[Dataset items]
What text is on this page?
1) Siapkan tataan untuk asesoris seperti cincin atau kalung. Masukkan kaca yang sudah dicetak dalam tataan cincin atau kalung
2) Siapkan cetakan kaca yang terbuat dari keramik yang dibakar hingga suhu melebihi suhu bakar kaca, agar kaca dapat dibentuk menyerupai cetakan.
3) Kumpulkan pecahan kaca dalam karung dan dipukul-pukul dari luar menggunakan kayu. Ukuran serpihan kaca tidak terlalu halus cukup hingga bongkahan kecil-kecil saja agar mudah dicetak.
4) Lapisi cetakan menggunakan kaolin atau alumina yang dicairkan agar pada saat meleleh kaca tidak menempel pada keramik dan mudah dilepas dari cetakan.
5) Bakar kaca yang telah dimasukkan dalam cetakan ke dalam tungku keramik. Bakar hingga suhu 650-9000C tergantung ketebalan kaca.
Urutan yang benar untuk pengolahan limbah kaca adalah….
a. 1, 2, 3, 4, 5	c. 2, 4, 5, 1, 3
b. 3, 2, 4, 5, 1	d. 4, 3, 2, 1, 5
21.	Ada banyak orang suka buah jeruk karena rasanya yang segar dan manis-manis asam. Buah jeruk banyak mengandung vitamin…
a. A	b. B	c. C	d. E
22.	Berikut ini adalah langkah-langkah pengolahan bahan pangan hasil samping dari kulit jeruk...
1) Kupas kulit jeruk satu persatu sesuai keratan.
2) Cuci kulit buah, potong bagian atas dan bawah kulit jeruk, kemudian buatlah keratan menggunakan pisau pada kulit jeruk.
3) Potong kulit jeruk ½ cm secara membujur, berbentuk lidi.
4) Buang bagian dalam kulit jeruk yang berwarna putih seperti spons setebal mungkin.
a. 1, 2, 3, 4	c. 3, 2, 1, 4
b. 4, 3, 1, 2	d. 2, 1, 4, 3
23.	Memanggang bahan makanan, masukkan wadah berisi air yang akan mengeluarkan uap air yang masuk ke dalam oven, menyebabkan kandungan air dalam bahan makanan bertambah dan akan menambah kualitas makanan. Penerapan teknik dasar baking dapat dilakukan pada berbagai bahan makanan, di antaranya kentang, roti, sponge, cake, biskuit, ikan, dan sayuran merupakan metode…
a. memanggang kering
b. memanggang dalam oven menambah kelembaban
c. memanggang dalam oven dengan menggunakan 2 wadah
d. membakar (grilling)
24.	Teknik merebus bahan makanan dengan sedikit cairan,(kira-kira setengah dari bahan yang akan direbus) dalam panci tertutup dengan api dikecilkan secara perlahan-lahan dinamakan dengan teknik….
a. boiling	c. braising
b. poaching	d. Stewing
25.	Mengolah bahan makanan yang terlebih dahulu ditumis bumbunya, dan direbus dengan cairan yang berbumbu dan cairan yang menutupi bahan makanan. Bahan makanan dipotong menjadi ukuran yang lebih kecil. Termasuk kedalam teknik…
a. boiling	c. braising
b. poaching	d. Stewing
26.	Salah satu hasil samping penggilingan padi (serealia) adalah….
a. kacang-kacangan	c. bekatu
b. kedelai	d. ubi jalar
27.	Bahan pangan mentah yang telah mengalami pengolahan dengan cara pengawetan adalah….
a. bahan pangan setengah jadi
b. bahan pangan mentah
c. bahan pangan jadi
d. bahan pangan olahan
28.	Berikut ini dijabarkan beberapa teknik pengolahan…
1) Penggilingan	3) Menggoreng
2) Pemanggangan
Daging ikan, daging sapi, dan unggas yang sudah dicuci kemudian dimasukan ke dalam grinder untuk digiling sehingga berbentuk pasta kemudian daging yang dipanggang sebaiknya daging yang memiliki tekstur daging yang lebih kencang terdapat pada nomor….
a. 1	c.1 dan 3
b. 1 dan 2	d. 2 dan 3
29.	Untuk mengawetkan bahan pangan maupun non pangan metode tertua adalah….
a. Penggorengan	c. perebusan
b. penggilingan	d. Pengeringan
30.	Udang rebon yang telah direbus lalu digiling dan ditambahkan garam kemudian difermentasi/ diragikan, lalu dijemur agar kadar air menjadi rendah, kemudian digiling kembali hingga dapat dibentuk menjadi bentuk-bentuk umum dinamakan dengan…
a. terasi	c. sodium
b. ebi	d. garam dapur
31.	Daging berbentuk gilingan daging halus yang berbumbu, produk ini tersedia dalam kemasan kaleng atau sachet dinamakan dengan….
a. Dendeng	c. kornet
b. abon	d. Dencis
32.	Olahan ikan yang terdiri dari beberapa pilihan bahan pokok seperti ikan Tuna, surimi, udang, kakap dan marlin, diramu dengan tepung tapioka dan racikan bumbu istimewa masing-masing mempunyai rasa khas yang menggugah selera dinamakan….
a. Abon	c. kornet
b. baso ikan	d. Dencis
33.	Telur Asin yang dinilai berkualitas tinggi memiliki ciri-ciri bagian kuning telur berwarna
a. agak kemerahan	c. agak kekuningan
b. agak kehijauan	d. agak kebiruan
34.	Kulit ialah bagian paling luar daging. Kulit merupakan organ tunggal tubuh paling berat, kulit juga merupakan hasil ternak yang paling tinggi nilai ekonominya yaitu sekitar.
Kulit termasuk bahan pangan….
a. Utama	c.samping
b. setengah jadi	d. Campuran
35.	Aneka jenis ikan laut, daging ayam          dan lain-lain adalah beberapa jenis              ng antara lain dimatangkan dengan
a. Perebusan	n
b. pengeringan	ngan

### Short problem
Reproduce every record above exactly as it appears.

### Result of this exercise
What text is on this page?
1) Siapkan tataan untuk asesoris seperti cincin atau kalung. Masukkan kaca yang sudah dicetak dalam tataan cincin atau kalung
2) Siapkan cetakan kaca yang terbuat dari keramik yang dibakar hingga suhu melebihi suhu bakar kaca, agar kaca dapat dibentuk menyerupai cetakan.
3) Kumpulkan pecahan kaca dalam karung dan dipukul-pukul dari luar menggunakan kayu. Ukuran serpihan kaca tidak terlalu halus cukup hingga bongkahan kecil-kecil saja agar mudah dicetak.
4) Lapisi cetakan menggunakan kaolin atau alumina yang dicairkan agar pada saat meleleh kaca tidak menempel pada keramik dan mudah dilepas dari cetakan.
5) Bakar kaca yang telah dimasukkan dalam cetakan ke dalam tungku keramik. Bakar hingga suhu 650-9000C tergantung ketebalan kaca.
Urutan yang benar untuk pengolahan limbah kaca adalah….
a. 1, 2, 3, 4, 5	c. 2, 4, 5, 1, 3
b. 3, 2, 4, 5, 1	d. 4, 3, 2, 1, 5
21.	Ada banyak orang suka buah jeruk karena rasanya yang segar dan manis-manis asam. Buah jeruk banyak mengandung vitamin…
a. A	b. B	c. C	d. E
22.	Berikut ini adalah langkah-langkah pengolahan bahan pangan hasil samping dari kulit jeruk...
1) Kupas kulit jeruk satu persatu sesuai keratan.
2) Cuci kulit buah, potong bagian atas dan bawah kulit jeruk, kemudian buatlah keratan menggunakan pisau pada kulit jeruk.
3) Potong kulit jeruk ½ cm secara membujur, berbentuk lidi.
4) Buang bagian dalam kulit jeruk yang berwarna putih seperti spons setebal mungkin.
a. 1, 2, 3, 4	c. 3, 2, 1, 4
b. 4, 3, 1, 2	d. 2, 1, 4, 3
23.	Memanggang bahan makanan, masukkan wadah berisi air yang akan mengeluarkan uap air yang masuk ke dalam oven, menyebabkan kandungan air dalam bahan makanan bertambah dan akan menambah kualitas makanan. Penerapan teknik dasar baking dapat dilakukan pada berbagai bahan makanan, di antaranya kentang, roti, sponge, cake, biskuit, ikan, dan sayuran merupakan metode…
a. memanggang kering
b. memanggang dalam oven menambah kelembaban
c. memanggang dalam oven dengan menggunakan 2 wadah
d. membakar (grilling)
24.	Teknik merebus bahan makanan dengan sedikit cairan,(kira-kira setengah dari bahan yang akan direbus) dalam panci tertutup dengan api dikecilkan secara perlahan-lahan dinamakan dengan teknik….
a. boiling	c. braising
b. poaching	d. Stewing
25.	Mengolah bahan makanan yang terlebih dahulu ditumis bumbunya, dan direbus dengan cairan yang berbumbu dan cairan yang menutupi bahan makanan. Bahan makanan dipotong menjadi ukuran yang lebih kecil. Termasuk kedalam teknik…
a. boiling	c. braising
b. poaching	d. Stewing
26.	Salah satu hasil samping penggilingan padi (serealia) adalah….
a. kacang-kacangan	c. bekatu
b. kedelai	d. ubi jalar
27.	Bahan pangan mentah yang telah mengalami pengolahan dengan cara pengawetan adalah….
a. bahan pangan setengah jadi
b. bahan pangan mentah
c. bahan pangan jadi
d. bahan pangan olahan
28.	Berikut ini dijabarkan beberapa teknik pengolahan…
1) Penggilingan	3) Menggoreng
2) Pemanggangan
Daging ikan, daging sapi, dan unggas yang sudah dicuci kemudian dimasukan ke dalam grinder untuk digiling sehingga berbentuk pasta kemudian daging yang dipanggang sebaiknya daging yang memiliki tekstur daging yang lebih kencang terdapat pada nomor….
a. 1	c.1 dan 3
b. 1 dan 2	d. 2 dan 3
29.	Untuk mengawetkan bahan pangan maupun non pangan metode tertua adalah….
a. Penggorengan	c. perebusan
b. penggilingan	d. Pengeringan
30.	Udang rebon yang telah direbus lalu digiling dan ditambahkan garam kemudian difermentasi/ diragikan, lalu dijemur agar kadar air menjadi rendah, kemudian digiling kembali hingga dapat dibentuk menjadi bentuk-bentuk umum dinamakan dengan…
a. terasi	c. sodium
b. ebi	d. garam dapur
31.	Daging berbentuk gilingan daging halus yang berbumbu, produk ini tersedia dalam kemasan kaleng atau sachet dinamakan dengan….
a. Dendeng	c. kornet
b. abon	d. Dencis
32.	Olahan ikan yang terdiri dari beberapa pilihan bahan pokok seperti ikan Tuna, surimi, udang, kakap dan marlin, diramu dengan tepung tapioka dan racikan bumbu istimewa masing-masing mempunyai rasa khas yang menggugah selera dinamakan….
a. Abon	c. kornet
b. baso ikan	d. Dencis
33.	Telur Asin yang dinilai berkualitas tinggi memiliki ciri-ciri bagian kuning telur berwarna
a. agak kemerahan	c. agak kekuningan
b. agak kehijauan	d. agak kebiruan
34.	Kulit ialah bagian paling luar daging. Kulit merupakan organ tunggal tubuh paling berat, kulit juga merupakan hasil ternak yang paling tinggi nilai ekonominya yaitu sekitar.
Kulit termasuk bahan pangan….
a. Utama	c.samping
b. setengah jadi	d. Campuran
35.	Aneka jenis ikan laut, daging ayam          dan lain-lain adalah beberapa jenis              ng antara lain dimatangkan dengan
a. Perebusan	n
b. pengeringan	ngan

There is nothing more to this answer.